YOUR INSTRUCTIONS
Exclude the pictures and retype the entries as written.

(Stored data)
▽

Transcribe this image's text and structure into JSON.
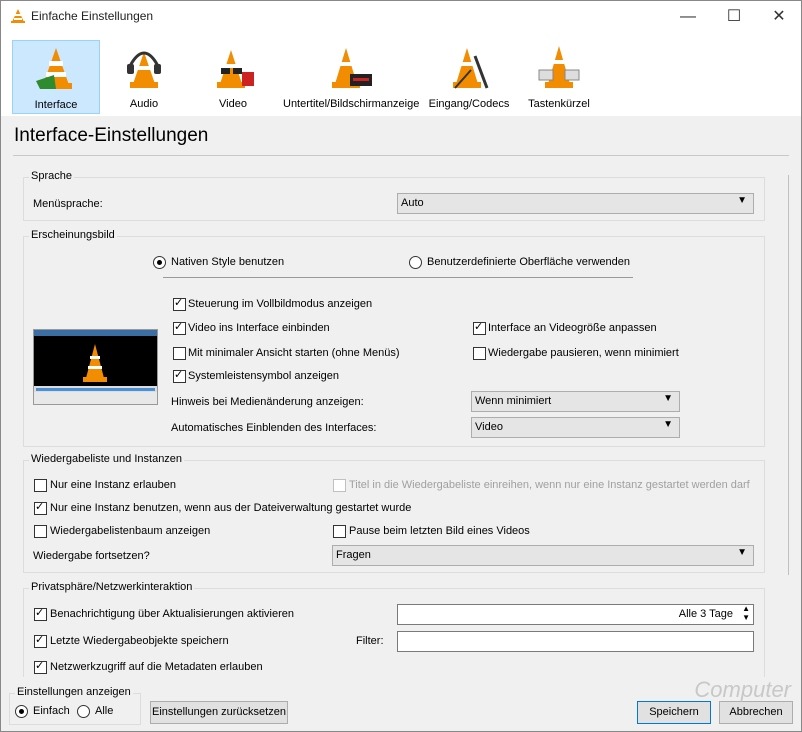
{
  "window": {
    "title": "Einfache Einstellungen",
    "controls": {
      "minimize": "—",
      "maximize": "☐",
      "close": "✕"
    }
  },
  "toolbar": {
    "items": [
      {
        "label": "Interface",
        "icon": "vlc-cone-interface-icon",
        "selected": true
      },
      {
        "label": "Audio",
        "icon": "vlc-cone-headphones-icon"
      },
      {
        "label": "Video",
        "icon": "vlc-cone-glasses-icon"
      },
      {
        "label": "Untertitel/Bildschirmanzeige",
        "icon": "vlc-cone-subtitle-icon"
      },
      {
        "label": "Eingang/Codecs",
        "icon": "vlc-cone-cable-icon"
      },
      {
        "label": "Tastenkürzel",
        "icon": "vlc-cone-hotkeys-icon"
      }
    ]
  },
  "heading": "Interface-Einstellungen",
  "sprache": {
    "title": "Sprache",
    "menu_label": "Menüsprache:",
    "menu_value": "Auto"
  },
  "erscheinungsbild": {
    "title": "Erscheinungsbild",
    "radio_native": "Nativen Style benutzen",
    "radio_custom": "Benutzerdefinierte Oberfläche verwenden",
    "cb_fullscreen": "Steuerung im Vollbildmodus anzeigen",
    "cb_embed": "Video ins Interface einbinden",
    "cb_resize": "Interface an Videogröße anpassen",
    "cb_minimal": "Mit minimaler Ansicht starten (ohne Menüs)",
    "cb_pause": "Wiedergabe pausieren, wenn minimiert",
    "cb_systray": "Systemleistensymbol anzeigen",
    "media_change_label": "Hinweis bei Medienänderung anzeigen:",
    "media_change_value": "Wenn minimiert",
    "autoshow_label": "Automatisches Einblenden des Interfaces:",
    "autoshow_value": "Video"
  },
  "wiedergabeliste": {
    "title": "Wiedergabeliste und Instanzen",
    "cb_multi": "Nur eine Instanz erlauben",
    "cb_enqueue": "Titel in die Wiedergabeliste einreihen, wenn nur eine Instanz gestartet werden darf",
    "cb_filemanager": "Nur eine Instanz benutzen, wenn aus der Dateiverwaltung gestartet wurde",
    "cb_tree": "Wiedergabelistenbaum anzeigen",
    "cb_lastframe": "Pause beim letzten Bild eines Videos",
    "resume_label": "Wiedergabe fortsetzen?",
    "resume_value": "Fragen"
  },
  "privat": {
    "title": "Privatsphäre/Netzwerkinteraktion",
    "cb_updates": "Benachrichtigung über Aktualisierungen aktivieren",
    "updates_value": "Alle 3 Tage",
    "cb_recent": "Letzte Wiedergabeobjekte speichern",
    "filter_label": "Filter:",
    "filter_value": "",
    "cb_metadata": "Netzwerkzugriff auf die Metadaten erlauben"
  },
  "footer": {
    "show_title": "Einstellungen anzeigen",
    "radio_simple": "Einfach",
    "radio_all": "Alle",
    "reset": "Einstellungen zurücksetzen",
    "save": "Speichern",
    "cancel": "Abbrechen",
    "watermark": "Computer"
  },
  "colors": {
    "selected_bg": "#cce8ff",
    "accent": "#0078d7",
    "cone": "#f28c00"
  }
}
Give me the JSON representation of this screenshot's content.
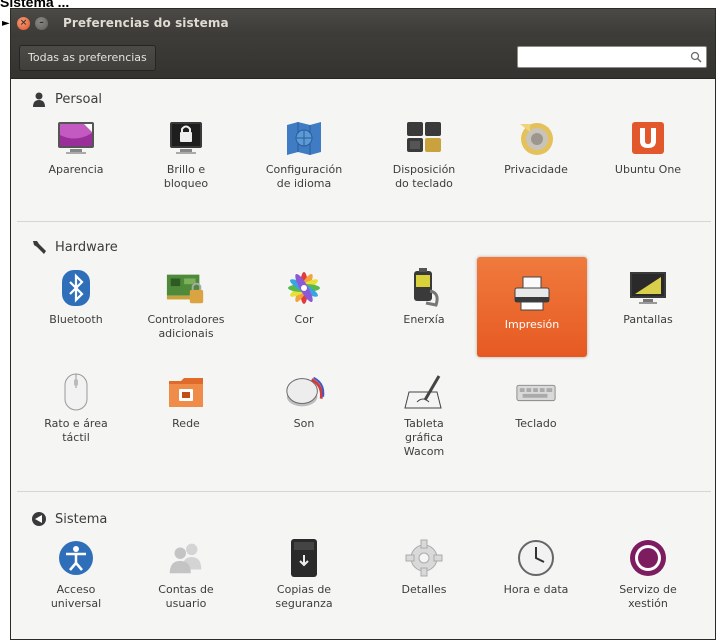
{
  "caption": "Sistema ...",
  "window": {
    "title": "Preferencias do sistema"
  },
  "toolbar": {
    "all_prefs_label": "Todas as preferencias",
    "search_placeholder": ""
  },
  "sections": {
    "personal": {
      "title": "Persoal",
      "items": [
        {
          "label": "Aparencia",
          "icon": "appearance-icon"
        },
        {
          "label": "Brillo e\nbloqueo",
          "icon": "brightness-lock-icon"
        },
        {
          "label": "Configuración\nde idioma",
          "icon": "language-icon"
        },
        {
          "label": "Disposición\ndo teclado",
          "icon": "keyboard-layout-icon"
        },
        {
          "label": "Privacidade",
          "icon": "privacy-icon"
        },
        {
          "label": "Ubuntu One",
          "icon": "ubuntu-one-icon"
        }
      ]
    },
    "hardware": {
      "title": "Hardware",
      "items": [
        {
          "label": "Bluetooth",
          "icon": "bluetooth-icon"
        },
        {
          "label": "Controladores\nadicionais",
          "icon": "drivers-icon"
        },
        {
          "label": "Cor",
          "icon": "color-icon"
        },
        {
          "label": "Enerxía",
          "icon": "power-icon"
        },
        {
          "label": "Impresión",
          "icon": "printer-icon",
          "selected": true
        },
        {
          "label": "Pantallas",
          "icon": "displays-icon"
        },
        {
          "label": "Rato e área\ntáctil",
          "icon": "mouse-icon"
        },
        {
          "label": "Rede",
          "icon": "network-icon"
        },
        {
          "label": "Son",
          "icon": "sound-icon"
        },
        {
          "label": "Tableta\ngráfica\nWacom",
          "icon": "wacom-tablet-icon"
        },
        {
          "label": "Teclado",
          "icon": "keyboard-icon"
        }
      ]
    },
    "system": {
      "title": "Sistema",
      "items": [
        {
          "label": "Acceso\nuniversal",
          "icon": "universal-access-icon"
        },
        {
          "label": "Contas de\nusuario",
          "icon": "user-accounts-icon"
        },
        {
          "label": "Copias de\nseguranza",
          "icon": "backup-icon"
        },
        {
          "label": "Detalles",
          "icon": "details-icon"
        },
        {
          "label": "Hora e data",
          "icon": "time-date-icon"
        },
        {
          "label": "Servizo de\nxestión",
          "icon": "management-service-icon"
        }
      ]
    }
  },
  "colors": {
    "selected_bg": "#e9602a",
    "titlebar_bg": "#3c3b37"
  }
}
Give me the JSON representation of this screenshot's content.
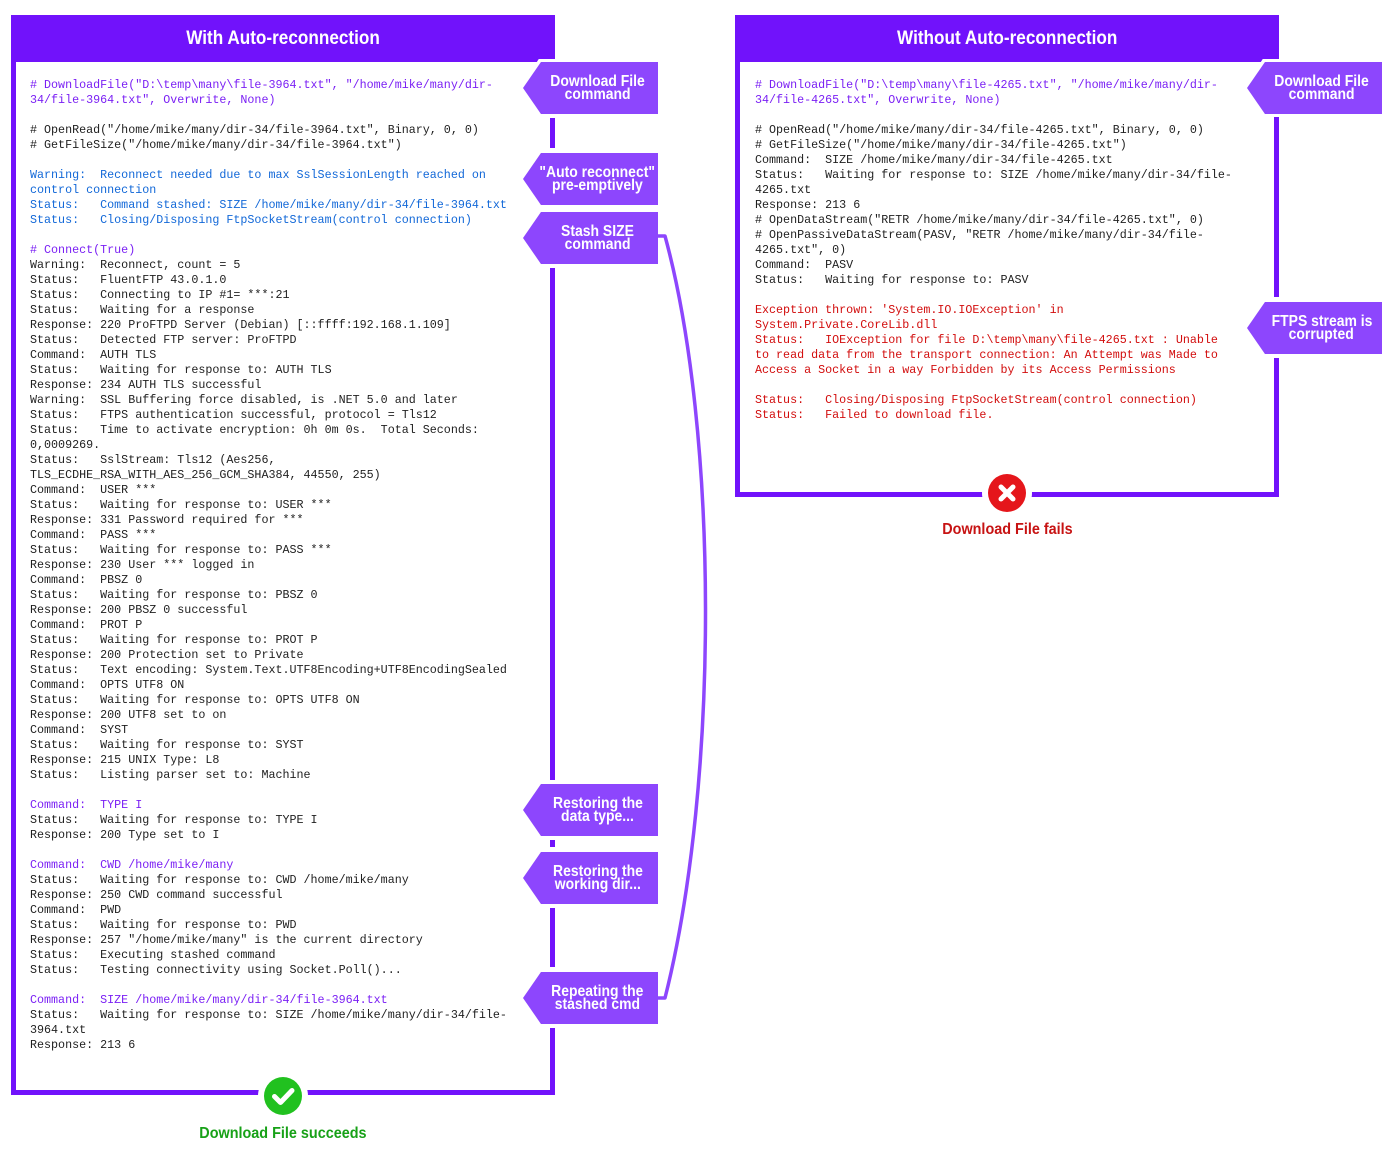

△

EXERCISE SOLUTION
Transcribe this image's text and structure into JSON.
{
  "window": {
    "title": "Einfache Einstellungen",
    "controls": {
      "minimize": "—",
      "maximize": "☐",
      "close": "✕"
    }
  },
  "toolbar": {
    "items": [
      {
        "label": "Interface",
        "icon": "vlc-cone-interface-icon",
        "selected": true
      },
      {
        "label": "Audio",
        "icon": "vlc-cone-headphones-icon"
      },
      {
        "label": "Video",
        "icon": "vlc-cone-glasses-icon"
      },
      {
        "label": "Untertitel/Bildschirmanzeige",
        "icon": "vlc-cone-subtitle-icon"
      },
      {
        "label": "Eingang/Codecs",
        "icon": "vlc-cone-cable-icon"
      },
      {
        "label": "Tastenkürzel",
        "icon": "vlc-cone-hotkeys-icon"
      }
    ]
  },
  "heading": "Interface-Einstellungen",
  "sprache": {
    "title": "Sprache",
    "menu_label": "Menüsprache:",
    "menu_value": "Auto"
  },
  "erscheinungsbild": {
    "title": "Erscheinungsbild",
    "radio_native": "Nativen Style benutzen",
    "radio_custom": "Benutzerdefinierte Oberfläche verwenden",
    "cb_fullscreen": "Steuerung im Vollbildmodus anzeigen",
    "cb_embed": "Video ins Interface einbinden",
    "cb_resize": "Interface an Videogröße anpassen",
    "cb_minimal": "Mit minimaler Ansicht starten (ohne Menüs)",
    "cb_pause": "Wiedergabe pausieren, wenn minimiert",
    "cb_systray": "Systemleistensymbol anzeigen",
    "media_change_label": "Hinweis bei Medienänderung anzeigen:",
    "media_change_value": "Wenn minimiert",
    "autoshow_label": "Automatisches Einblenden des Interfaces:",
    "autoshow_value": "Video"
  },
  "wiedergabeliste": {
    "title": "Wiedergabeliste und Instanzen",
    "cb_multi": "Nur eine Instanz erlauben",
    "cb_enqueue": "Titel in die Wiedergabeliste einreihen, wenn nur eine Instanz gestartet werden darf",
    "cb_filemanager": "Nur eine Instanz benutzen, wenn aus der Dateiverwaltung gestartet wurde",
    "cb_tree": "Wiedergabelistenbaum anzeigen",
    "cb_lastframe": "Pause beim letzten Bild eines Videos",
    "resume_label": "Wiedergabe fortsetzen?",
    "resume_value": "Fragen"
  },
  "privat": {
    "title": "Privatsphäre/Netzwerkinteraktion",
    "cb_updates": "Benachrichtigung über Aktualisierungen aktivieren",
    "updates_value": "Alle 3 Tage",
    "cb_recent": "Letzte Wiedergabeobjekte speichern",
    "filter_label": "Filter:",
    "filter_value": "",
    "cb_metadata": "Netzwerkzugriff auf die Metadaten erlauben"
  },
  "footer": {
    "show_title": "Einstellungen anzeigen",
    "radio_simple": "Einfach",
    "radio_all": "Alle",
    "reset": "Einstellungen zurücksetzen",
    "save": "Speichern",
    "cancel": "Abbrechen",
    "watermark": "Computer"
  },
  "colors": {
    "selected_bg": "#cce8ff",
    "accent": "#0078d7",
    "cone": "#f28c00"
  }
}
Give me the JSON representation of this screenshot's content.
{
  "caption": "Sistema ...",
  "window": {
    "title": "Preferencias do sistema"
  },
  "toolbar": {
    "all_prefs_label": "Todas as preferencias",
    "search_placeholder": ""
  },
  "sections": {
    "personal": {
      "title": "Persoal",
      "items": [
        {
          "label": "Aparencia",
          "icon": "appearance-icon"
        },
        {
          "label": "Brillo e\nbloqueo",
          "icon": "brightness-lock-icon"
        },
        {
          "label": "Configuración\nde idioma",
          "icon": "language-icon"
        },
        {
          "label": "Disposición\ndo teclado",
          "icon": "keyboard-layout-icon"
        },
        {
          "label": "Privacidade",
          "icon": "privacy-icon"
        },
        {
          "label": "Ubuntu One",
          "icon": "ubuntu-one-icon"
        }
      ]
    },
    "hardware": {
      "title": "Hardware",
      "items": [
        {
          "label": "Bluetooth",
          "icon": "bluetooth-icon"
        },
        {
          "label": "Controladores\nadicionais",
          "icon": "drivers-icon"
        },
        {
          "label": "Cor",
          "icon": "color-icon"
        },
        {
          "label": "Enerxía",
          "icon": "power-icon"
        },
        {
          "label": "Impresión",
          "icon": "printer-icon",
          "selected": true
        },
        {
          "label": "Pantallas",
          "icon": "displays-icon"
        },
        {
          "label": "Rato e área\ntáctil",
          "icon": "mouse-icon"
        },
        {
          "label": "Rede",
          "icon": "network-icon"
        },
        {
          "label": "Son",
          "icon": "sound-icon"
        },
        {
          "label": "Tableta\ngráfica\nWacom",
          "icon": "wacom-tablet-icon"
        },
        {
          "label": "Teclado",
          "icon": "keyboard-icon"
        }
      ]
    },
    "system": {
      "title": "Sistema",
      "items": [
        {
          "label": "Acceso\nuniversal",
          "icon": "universal-access-icon"
        },
        {
          "label": "Contas de\nusuario",
          "icon": "user-accounts-icon"
        },
        {
          "label": "Copias de\nseguranza",
          "icon": "backup-icon"
        },
        {
          "label": "Detalles",
          "icon": "details-icon"
        },
        {
          "label": "Hora e data",
          "icon": "time-date-icon"
        },
        {
          "label": "Servizo de\nxestión",
          "icon": "management-service-icon"
        }
      ]
    }
  },
  "colors": {
    "selected_bg": "#e9602a",
    "titlebar_bg": "#3c3b37"
  }
}
Give me the JSON representation of this screenshot's content.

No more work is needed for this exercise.